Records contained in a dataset
- - - - -
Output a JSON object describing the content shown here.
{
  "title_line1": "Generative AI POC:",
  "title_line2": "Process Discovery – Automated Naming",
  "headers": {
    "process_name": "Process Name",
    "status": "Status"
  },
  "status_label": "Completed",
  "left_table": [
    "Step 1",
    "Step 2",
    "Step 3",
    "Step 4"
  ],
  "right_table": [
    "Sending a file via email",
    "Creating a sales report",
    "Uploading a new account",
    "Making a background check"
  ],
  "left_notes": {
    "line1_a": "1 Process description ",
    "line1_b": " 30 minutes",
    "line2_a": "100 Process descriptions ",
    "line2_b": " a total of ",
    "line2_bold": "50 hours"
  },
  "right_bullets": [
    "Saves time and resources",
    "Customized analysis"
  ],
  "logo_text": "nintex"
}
- - - - -
__Task description__
In the records above, locate every line with the string "Process" and copy it.

__Exercise solution__
  "title_line2": "Process Discovery – Automated Naming",
    "process_name": "Process Name",
    "line1_a": "1 Process description ",
    "line2_a": "100 Process descriptions ",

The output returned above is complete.